* _WRITTEN INSTRUCTION_
Gather up all lines that carry the word "diciembre".

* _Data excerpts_
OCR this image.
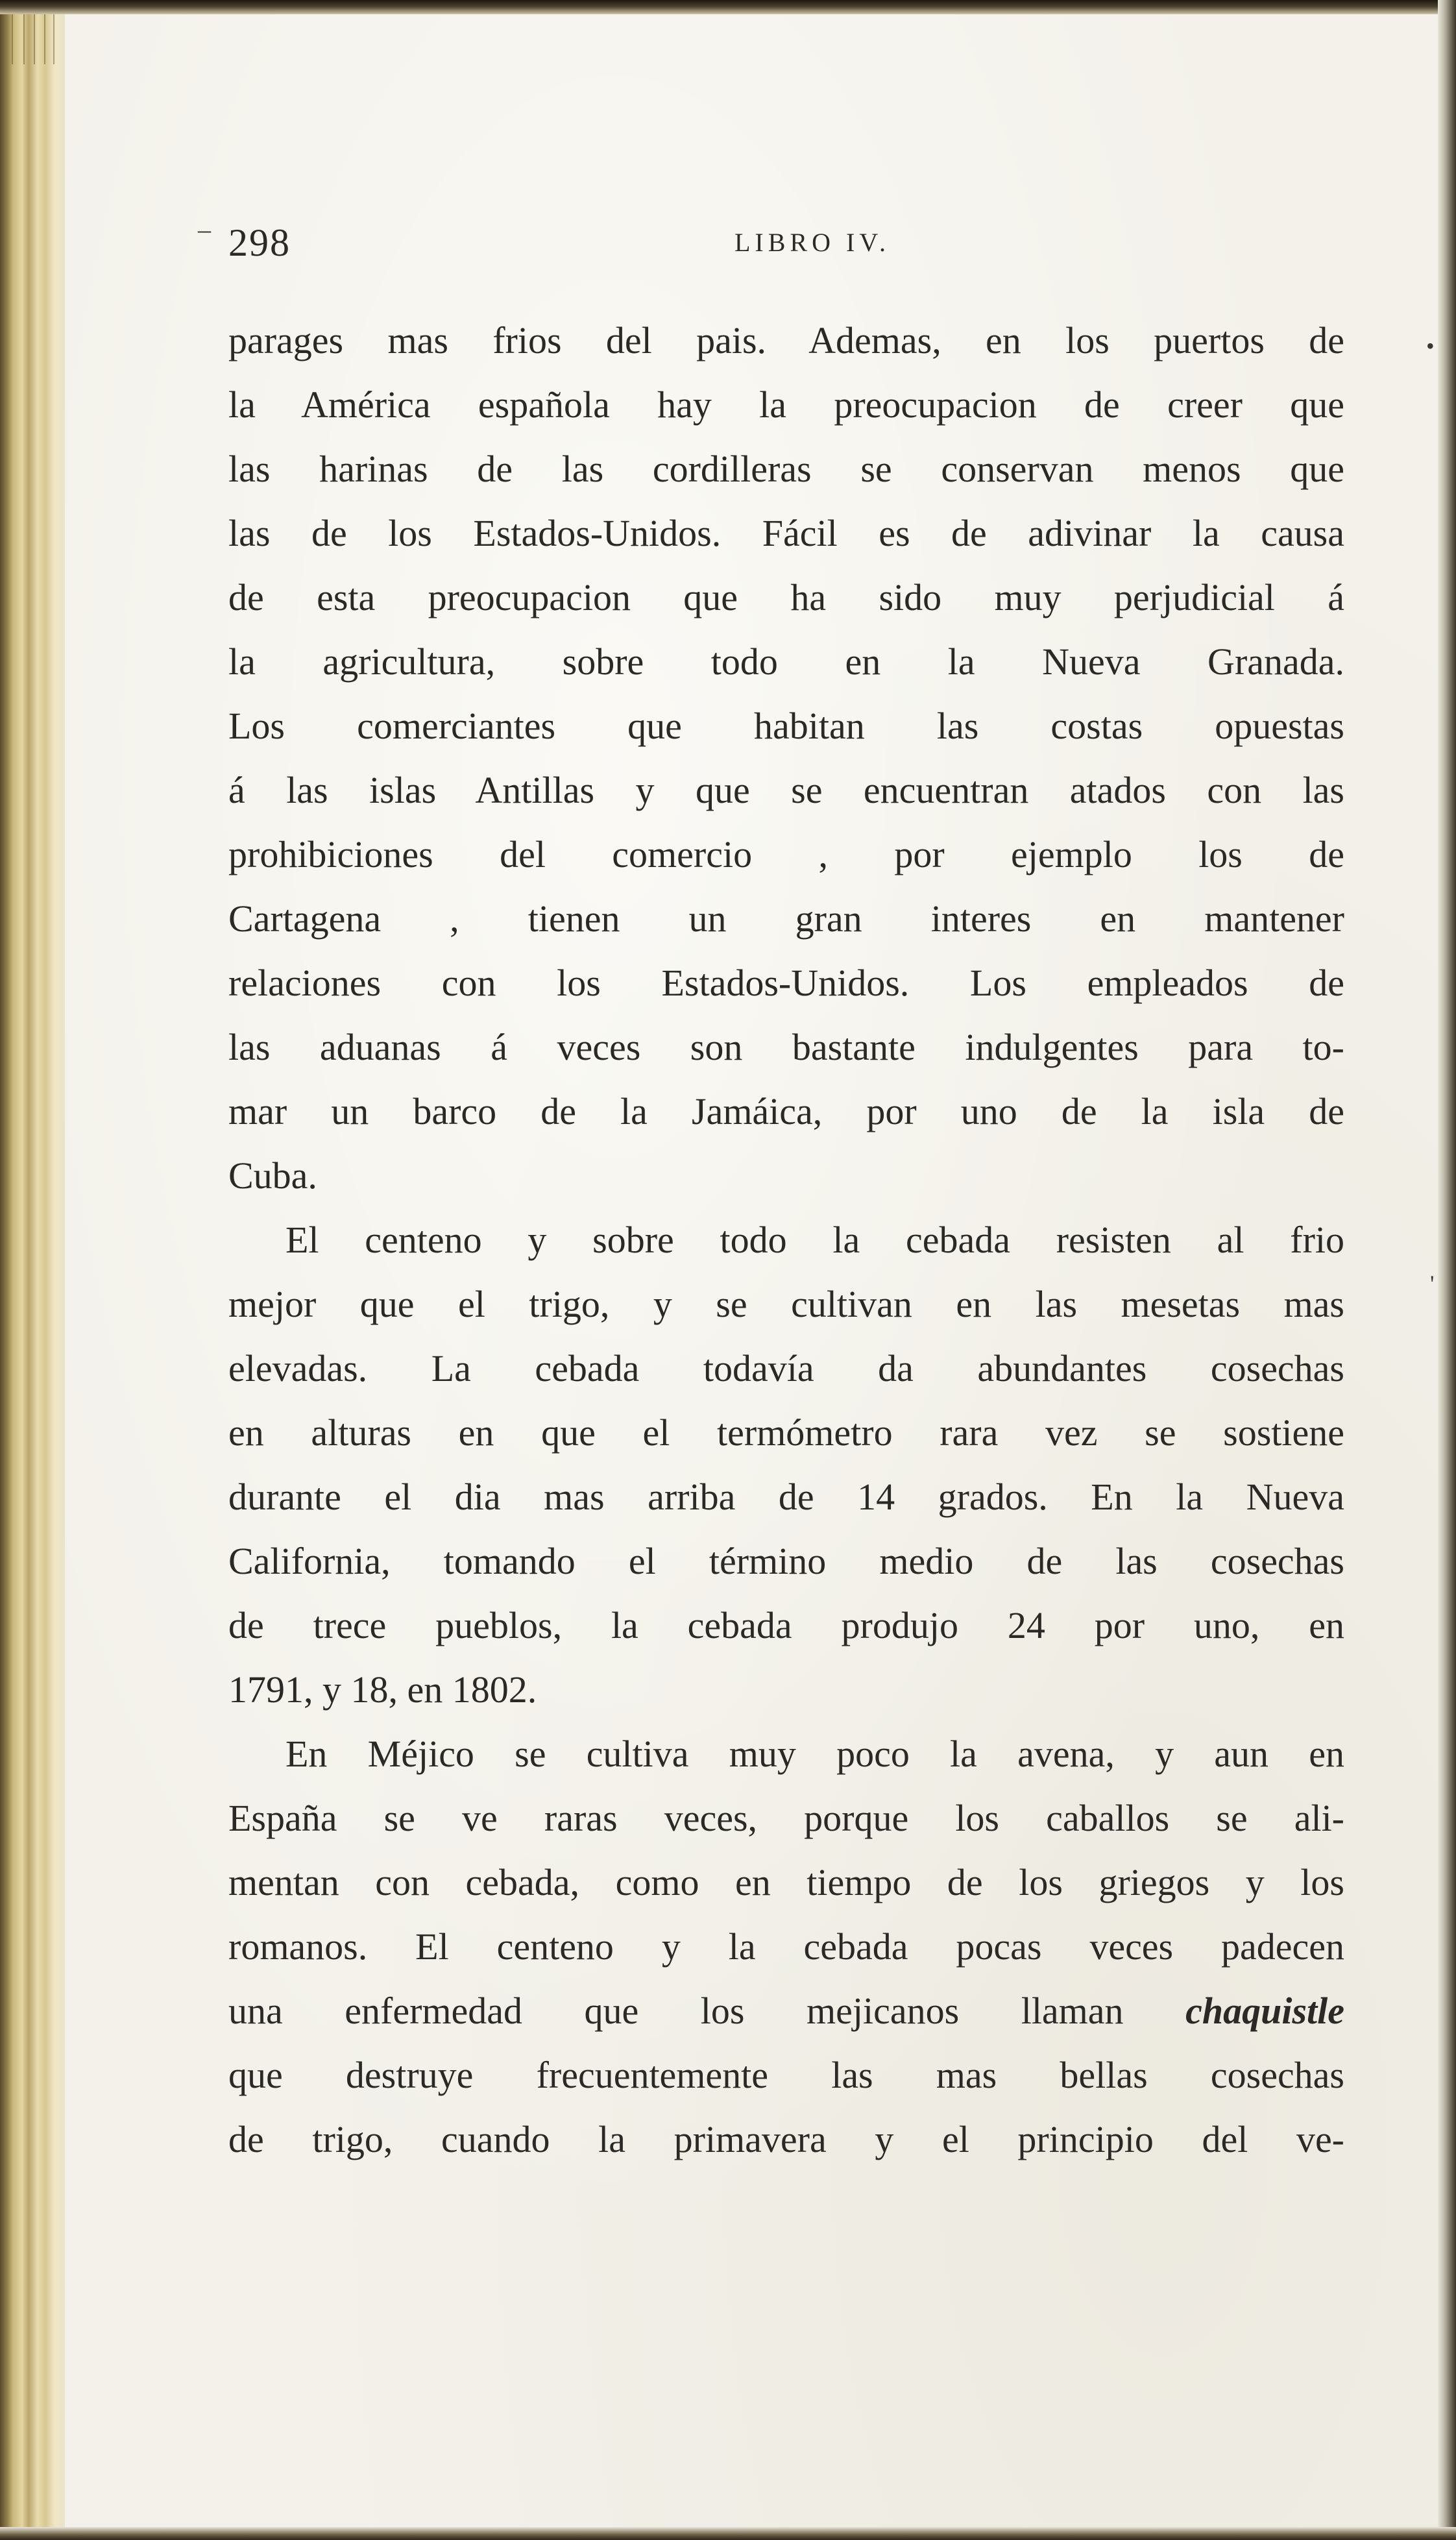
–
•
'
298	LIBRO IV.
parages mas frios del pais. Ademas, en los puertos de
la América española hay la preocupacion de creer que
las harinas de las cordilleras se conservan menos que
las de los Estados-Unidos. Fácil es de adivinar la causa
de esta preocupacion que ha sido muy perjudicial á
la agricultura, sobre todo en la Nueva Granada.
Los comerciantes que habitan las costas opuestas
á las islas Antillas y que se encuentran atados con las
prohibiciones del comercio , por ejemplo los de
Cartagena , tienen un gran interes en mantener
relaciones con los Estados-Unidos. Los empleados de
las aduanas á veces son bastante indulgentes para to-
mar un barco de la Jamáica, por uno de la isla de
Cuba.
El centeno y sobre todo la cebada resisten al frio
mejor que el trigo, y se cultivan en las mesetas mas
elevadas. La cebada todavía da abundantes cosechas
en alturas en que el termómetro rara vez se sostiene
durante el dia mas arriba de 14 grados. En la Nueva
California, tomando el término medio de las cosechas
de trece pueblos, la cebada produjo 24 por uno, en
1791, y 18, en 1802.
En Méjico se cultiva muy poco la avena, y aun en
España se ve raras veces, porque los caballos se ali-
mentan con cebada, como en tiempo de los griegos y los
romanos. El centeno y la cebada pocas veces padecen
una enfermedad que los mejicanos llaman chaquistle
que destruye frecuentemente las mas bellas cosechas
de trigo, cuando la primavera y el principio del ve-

---

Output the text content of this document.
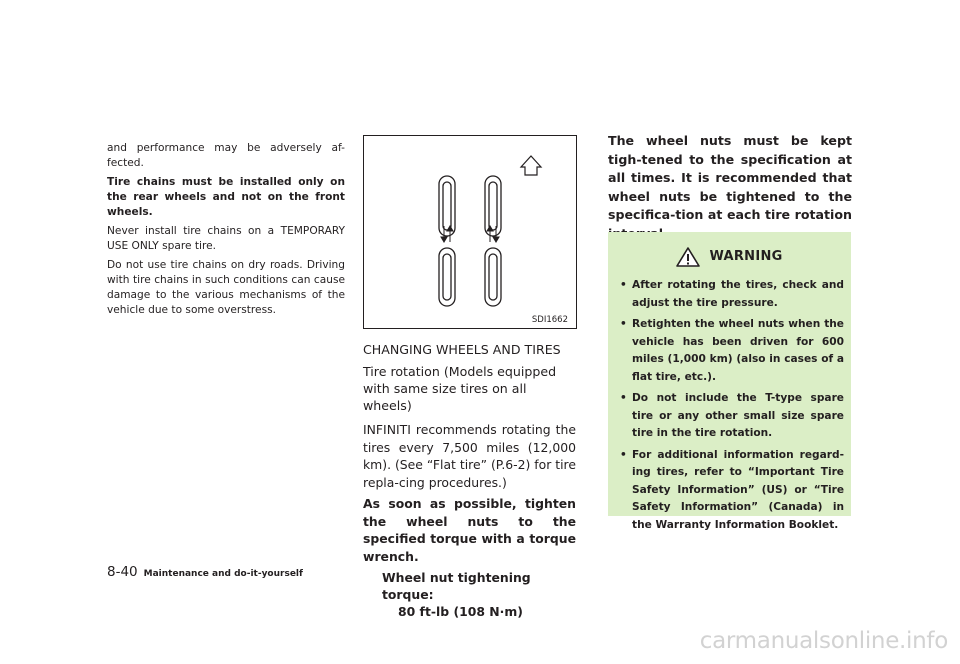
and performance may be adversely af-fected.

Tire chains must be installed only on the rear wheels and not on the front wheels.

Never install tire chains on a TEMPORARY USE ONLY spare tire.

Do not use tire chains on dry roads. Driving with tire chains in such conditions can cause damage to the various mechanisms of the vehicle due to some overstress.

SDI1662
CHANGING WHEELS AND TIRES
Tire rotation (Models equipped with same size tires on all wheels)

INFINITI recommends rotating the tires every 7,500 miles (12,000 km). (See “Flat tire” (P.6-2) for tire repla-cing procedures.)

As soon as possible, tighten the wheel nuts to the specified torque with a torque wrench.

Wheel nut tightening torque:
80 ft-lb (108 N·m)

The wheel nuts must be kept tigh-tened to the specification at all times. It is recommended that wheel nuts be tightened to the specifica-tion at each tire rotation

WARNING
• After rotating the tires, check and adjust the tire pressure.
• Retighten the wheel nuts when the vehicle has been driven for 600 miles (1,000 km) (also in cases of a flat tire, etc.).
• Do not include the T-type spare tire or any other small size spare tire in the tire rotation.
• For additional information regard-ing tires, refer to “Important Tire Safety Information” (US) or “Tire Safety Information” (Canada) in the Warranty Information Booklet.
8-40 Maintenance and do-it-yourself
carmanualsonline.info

* * *

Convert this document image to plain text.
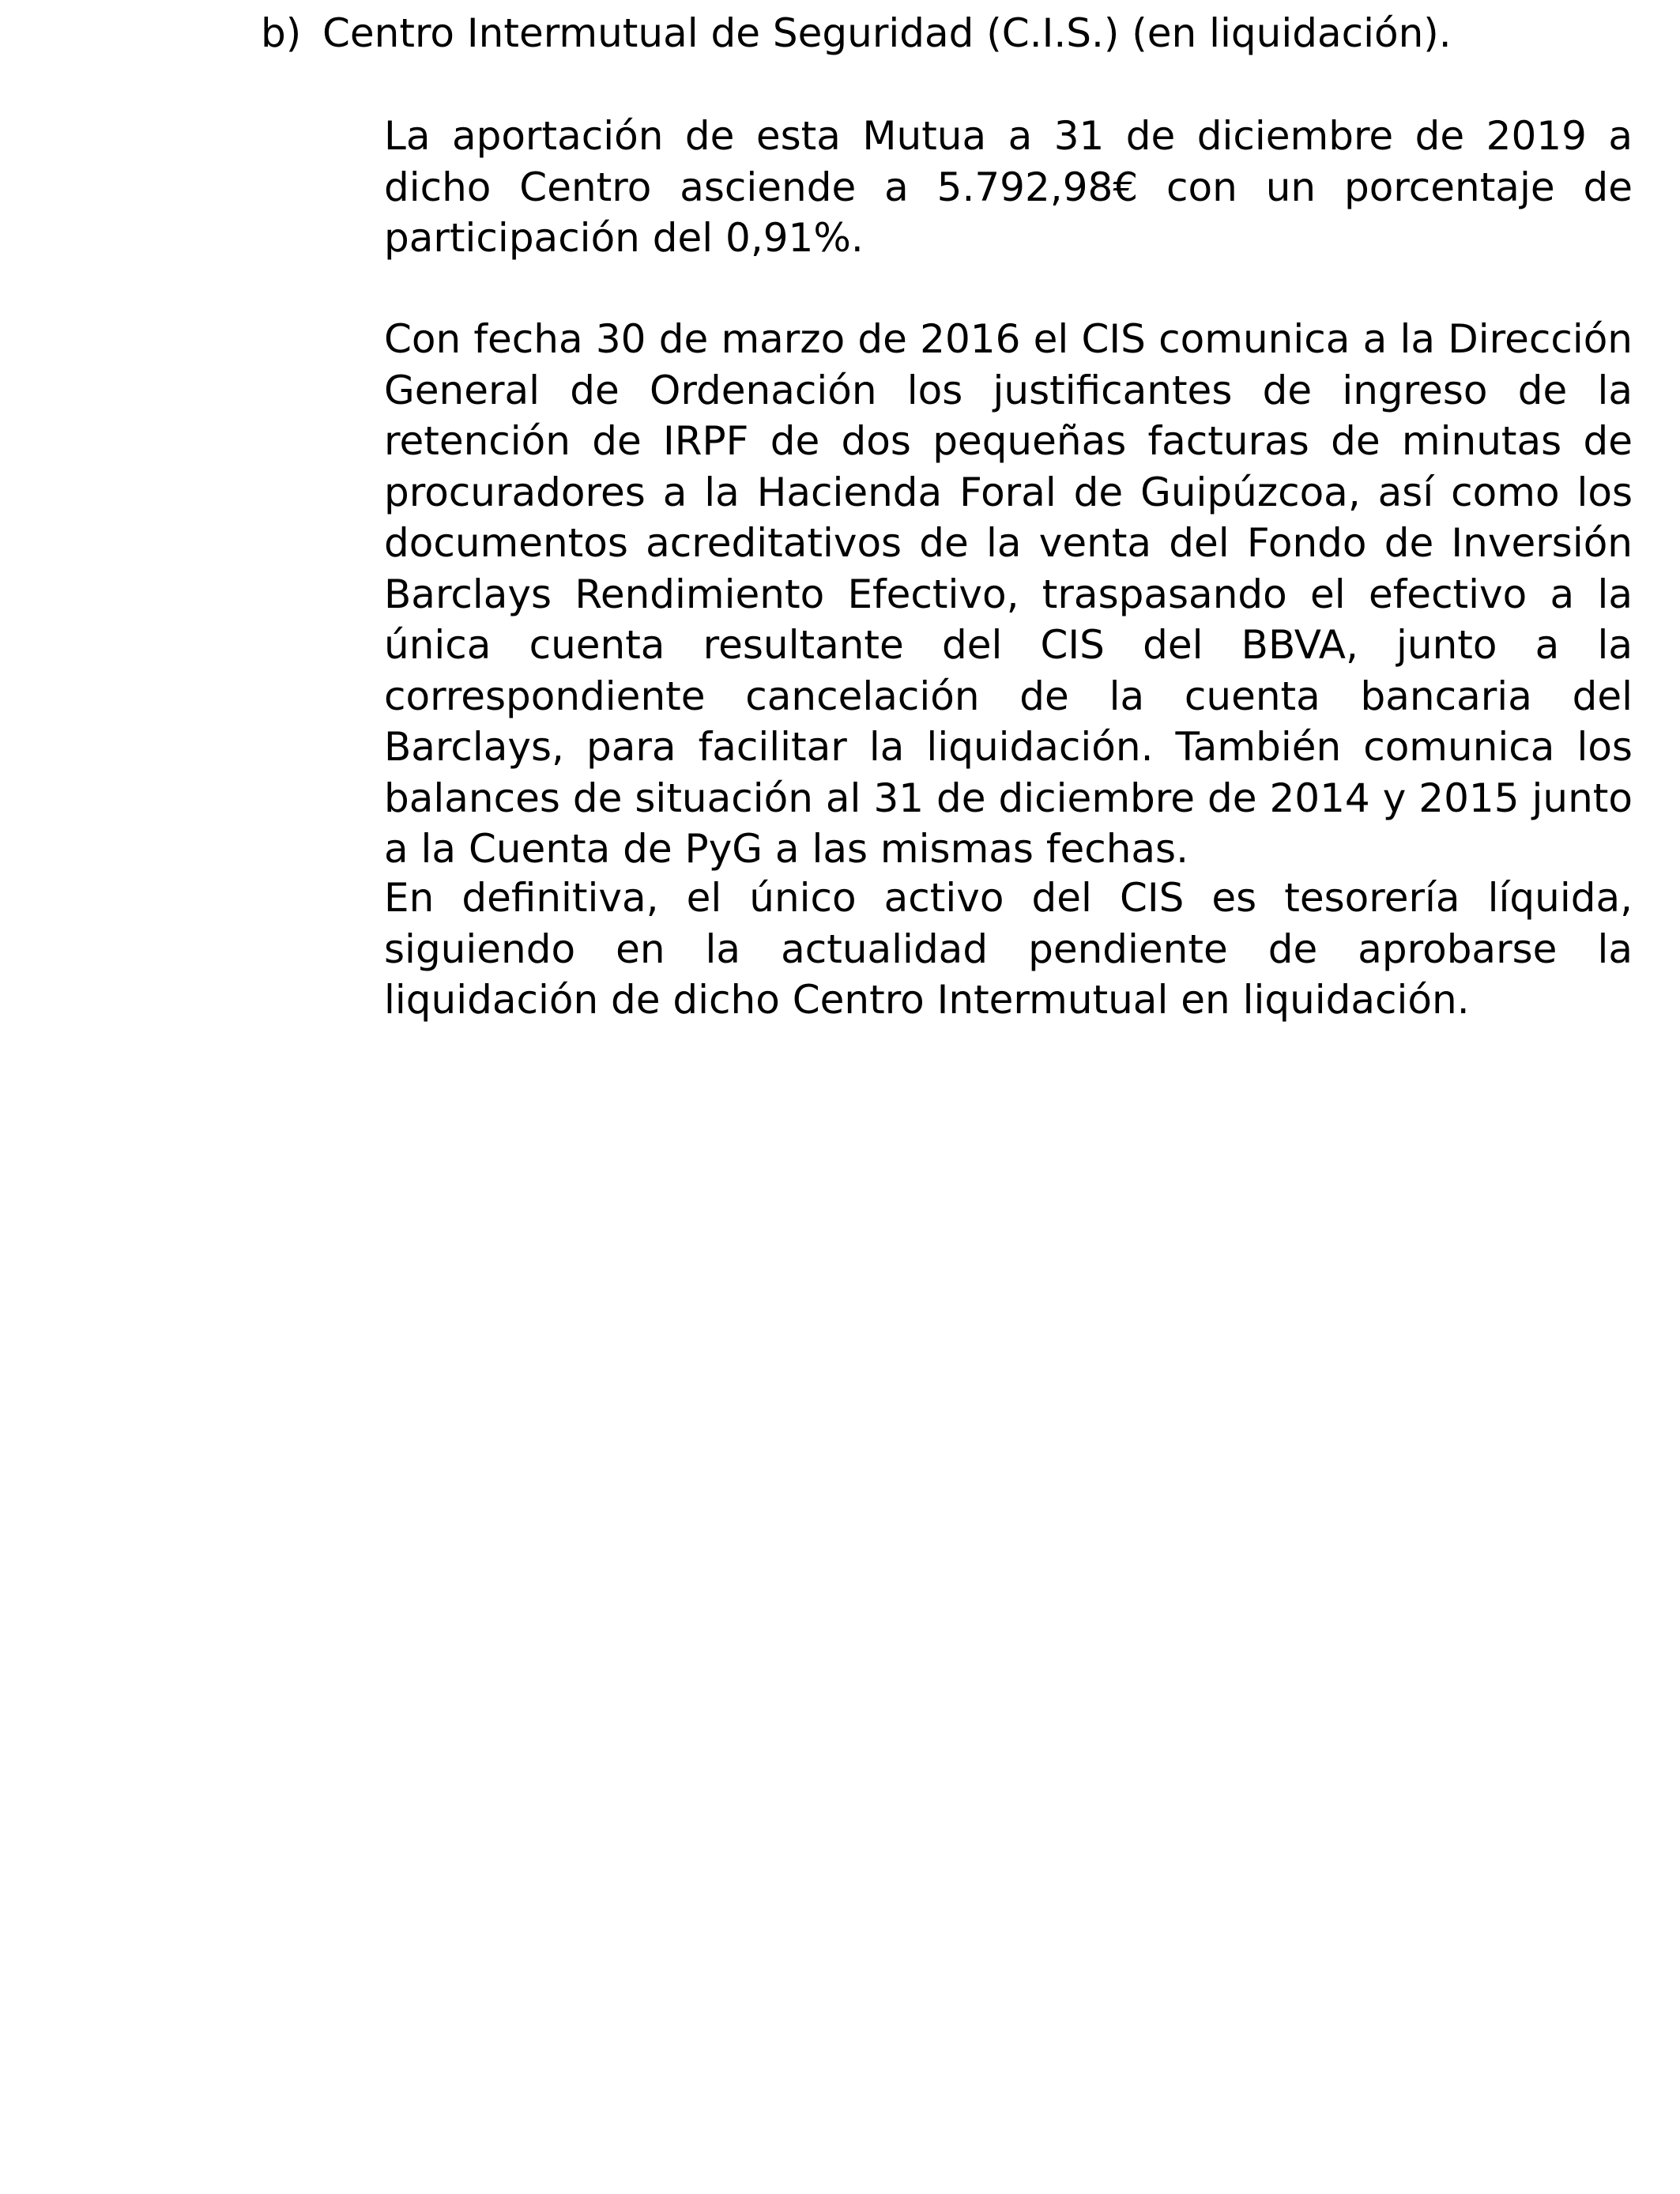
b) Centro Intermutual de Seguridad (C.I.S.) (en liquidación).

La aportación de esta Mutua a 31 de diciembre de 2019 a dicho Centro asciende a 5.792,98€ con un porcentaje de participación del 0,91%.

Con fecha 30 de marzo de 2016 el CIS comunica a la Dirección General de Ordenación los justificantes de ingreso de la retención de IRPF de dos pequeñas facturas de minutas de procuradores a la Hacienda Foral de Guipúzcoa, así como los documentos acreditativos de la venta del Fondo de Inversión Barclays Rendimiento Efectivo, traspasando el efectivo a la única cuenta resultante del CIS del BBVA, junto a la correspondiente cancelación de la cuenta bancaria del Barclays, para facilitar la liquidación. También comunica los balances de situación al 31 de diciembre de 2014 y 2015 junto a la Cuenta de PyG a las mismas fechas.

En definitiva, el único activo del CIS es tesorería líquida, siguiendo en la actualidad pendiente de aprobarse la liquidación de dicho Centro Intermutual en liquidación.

* _SOLUTION FOR THIS TASK_
La aportación de esta Mutua a 31 de diciembre de 2019 a dicho Centro asciende a 5.792,98€ con un porcentaje de participación del 0,91%.
Con fecha 30 de marzo de 2016 el CIS comunica a la Dirección General de Ordenación los justificantes de ingreso de la retención de IRPF de dos pequeñas facturas de minutas de procuradores a la Hacienda Foral de Guipúzcoa, así como los documentos acreditativos de la venta del Fondo de Inversión Barclays Rendimiento Efectivo, traspasando el efectivo a la única cuenta resultante del CIS del BBVA, junto a la correspondiente cancelación de la cuenta bancaria del Barclays, para facilitar la liquidación. También comunica los balances de situación al 31 de diciembre de 2014 y 2015 junto a la Cuenta de PyG a las mismas fechas.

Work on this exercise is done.